▶ [Written exercise]:
Retype every entry in its entirety, without alteration.

═══ The data ═══

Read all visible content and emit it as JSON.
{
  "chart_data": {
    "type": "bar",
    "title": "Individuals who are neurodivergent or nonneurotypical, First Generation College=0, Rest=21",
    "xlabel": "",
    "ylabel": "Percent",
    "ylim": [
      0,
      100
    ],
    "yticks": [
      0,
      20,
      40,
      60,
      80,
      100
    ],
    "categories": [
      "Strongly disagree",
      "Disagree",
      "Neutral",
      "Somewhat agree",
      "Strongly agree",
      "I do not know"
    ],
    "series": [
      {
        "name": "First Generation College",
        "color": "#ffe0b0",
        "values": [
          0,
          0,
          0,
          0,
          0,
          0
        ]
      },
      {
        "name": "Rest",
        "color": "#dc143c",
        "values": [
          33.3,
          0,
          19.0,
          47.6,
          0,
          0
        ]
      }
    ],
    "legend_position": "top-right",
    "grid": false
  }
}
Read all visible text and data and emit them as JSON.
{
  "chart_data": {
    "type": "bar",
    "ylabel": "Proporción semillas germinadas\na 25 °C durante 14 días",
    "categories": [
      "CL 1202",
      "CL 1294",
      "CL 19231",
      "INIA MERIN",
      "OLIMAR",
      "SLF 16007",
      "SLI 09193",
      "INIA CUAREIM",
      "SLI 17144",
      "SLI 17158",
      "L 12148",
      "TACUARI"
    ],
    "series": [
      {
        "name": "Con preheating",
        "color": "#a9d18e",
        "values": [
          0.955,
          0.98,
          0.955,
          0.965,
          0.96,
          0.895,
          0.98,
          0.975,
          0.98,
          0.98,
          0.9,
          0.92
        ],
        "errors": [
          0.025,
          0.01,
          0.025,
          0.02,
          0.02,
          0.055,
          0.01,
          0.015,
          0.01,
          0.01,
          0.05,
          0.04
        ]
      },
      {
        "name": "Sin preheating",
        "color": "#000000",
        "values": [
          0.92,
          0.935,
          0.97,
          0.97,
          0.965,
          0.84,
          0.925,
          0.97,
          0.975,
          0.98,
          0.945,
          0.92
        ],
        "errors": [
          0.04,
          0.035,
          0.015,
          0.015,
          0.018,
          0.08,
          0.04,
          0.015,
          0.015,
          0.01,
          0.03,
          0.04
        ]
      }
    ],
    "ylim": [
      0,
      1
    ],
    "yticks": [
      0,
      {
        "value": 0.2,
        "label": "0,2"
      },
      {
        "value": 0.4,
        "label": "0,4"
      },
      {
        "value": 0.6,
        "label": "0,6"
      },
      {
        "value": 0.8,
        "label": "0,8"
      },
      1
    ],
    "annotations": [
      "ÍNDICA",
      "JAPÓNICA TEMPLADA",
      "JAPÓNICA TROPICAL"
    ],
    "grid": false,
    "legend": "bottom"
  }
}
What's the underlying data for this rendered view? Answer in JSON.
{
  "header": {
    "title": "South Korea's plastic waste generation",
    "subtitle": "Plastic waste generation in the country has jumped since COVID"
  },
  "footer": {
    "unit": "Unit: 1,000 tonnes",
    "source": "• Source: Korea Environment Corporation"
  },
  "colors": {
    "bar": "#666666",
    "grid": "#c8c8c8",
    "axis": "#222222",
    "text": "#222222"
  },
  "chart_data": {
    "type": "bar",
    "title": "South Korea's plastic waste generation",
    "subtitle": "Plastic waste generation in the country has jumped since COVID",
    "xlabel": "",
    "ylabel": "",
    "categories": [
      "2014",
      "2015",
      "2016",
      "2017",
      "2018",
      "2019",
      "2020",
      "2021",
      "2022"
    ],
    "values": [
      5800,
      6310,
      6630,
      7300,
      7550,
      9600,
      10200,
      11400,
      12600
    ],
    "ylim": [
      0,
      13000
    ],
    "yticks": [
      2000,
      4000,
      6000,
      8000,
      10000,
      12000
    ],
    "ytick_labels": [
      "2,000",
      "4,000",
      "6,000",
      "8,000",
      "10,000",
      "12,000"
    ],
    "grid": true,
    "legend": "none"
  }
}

═══

▶ [Solution to this exercise]:
Read all visible content and emit it as JSON.
{
  "chart_data": {
    "type": "bar",
    "title": "Individuals who are neurodivergent or nonneurotypical, First Generation College=0, Rest=21",
    "xlabel": "",
    "ylabel": "Percent",
    "ylim": [
      0,
      100
    ],
    "yticks": [
      0,
      20,
      40,
      60,
      80,
      100
    ],
    "categories": [
      "Strongly disagree",
      "Disagree",
      "Neutral",
      "Somewhat agree",
      "Strongly agree",
      "I do not know"
    ],
    "series": [
      {
        "name": "First Generation College",
        "color": "#ffe0b0",
        "values": [
          0,
          0,
          0,
          0,
          0,
          0
        ]
      },
      {
        "name": "Rest",
        "color": "#dc143c",
        "values": [
          33.3,
          0,
          19.0,
          47.6,
          0,
          0
        ]
      }
    ],
    "legend_position": "top-right",
    "grid": false
  }
}
Read all visible text and data and emit them as JSON.
{
  "chart_data": {
    "type": "bar",
    "ylabel": "Proporción semillas germinadas\na 25 °C durante 14 días",
    "categories": [
      "CL 1202",
      "CL 1294",
      "CL 19231",
      "INIA MERIN",
      "OLIMAR",
      "SLF 16007",
      "SLI 09193",
      "INIA CUAREIM",
      "SLI 17144",
      "SLI 17158",
      "L 12148",
      "TACUARI"
    ],
    "series": [
      {
        "name": "Con preheating",
        "color": "#a9d18e",
        "values": [
          0.955,
          0.98,
          0.955,
          0.965,
          0.96,
          0.895,
          0.98,
          0.975,
          0.98,
          0.98,
          0.9,
          0.92
        ],
        "errors": [
          0.025,
          0.01,
          0.025,
          0.02,
          0.02,
          0.055,
          0.01,
          0.015,
          0.01,
          0.01,
          0.05,
          0.04
        ]
      },
      {
        "name": "Sin preheating",
        "color": "#000000",
        "values": [
          0.92,
          0.935,
          0.97,
          0.97,
          0.965,
          0.84,
          0.925,
          0.97,
          0.975,
          0.98,
          0.945,
          0.92
        ],
        "errors": [
          0.04,
          0.035,
          0.015,
          0.015,
          0.018,
          0.08,
          0.04,
          0.015,
          0.015,
          0.01,
          0.03,
          0.04
        ]
      }
    ],
    "ylim": [
      0,
      1
    ],
    "yticks": [
      0,
      {
        "value": 0.2,
        "label": "0,2"
      },
      {
        "value": 0.4,
        "label": "0,4"
      },
      {
        "value": 0.6,
        "label": "0,6"
      },
      {
        "value": 0.8,
        "label": "0,8"
      },
      1
    ],
    "annotations": [
      "ÍNDICA",
      "JAPÓNICA TEMPLADA",
      "JAPÓNICA TROPICAL"
    ],
    "grid": false,
    "legend": "bottom"
  }
}
What's the underlying data for this rendered view? Answer in JSON.
{
  "header": {
    "title": "South Korea's plastic waste generation",
    "subtitle": "Plastic waste generation in the country has jumped since COVID"
  },
  "footer": {
    "unit": "Unit: 1,000 tonnes",
    "source": "• Source: Korea Environment Corporation"
  },
  "colors": {
    "bar": "#666666",
    "grid": "#c8c8c8",
    "axis": "#222222",
    "text": "#222222"
  },
  "chart_data": {
    "type": "bar",
    "title": "South Korea's plastic waste generation",
    "subtitle": "Plastic waste generation in the country has jumped since COVID",
    "xlabel": "",
    "ylabel": "",
    "categories": [
      "2014",
      "2015",
      "2016",
      "2017",
      "2018",
      "2019",
      "2020",
      "2021",
      "2022"
    ],
    "values": [
      5800,
      6310,
      6630,
      7300,
      7550,
      9600,
      10200,
      11400,
      12600
    ],
    "ylim": [
      0,
      13000
    ],
    "yticks": [
      2000,
      4000,
      6000,
      8000,
      10000,
      12000
    ],
    "ytick_labels": [
      "2,000",
      "4,000",
      "6,000",
      "8,000",
      "10,000",
      "12,000"
    ],
    "grid": true,
    "legend": "none"
  }
}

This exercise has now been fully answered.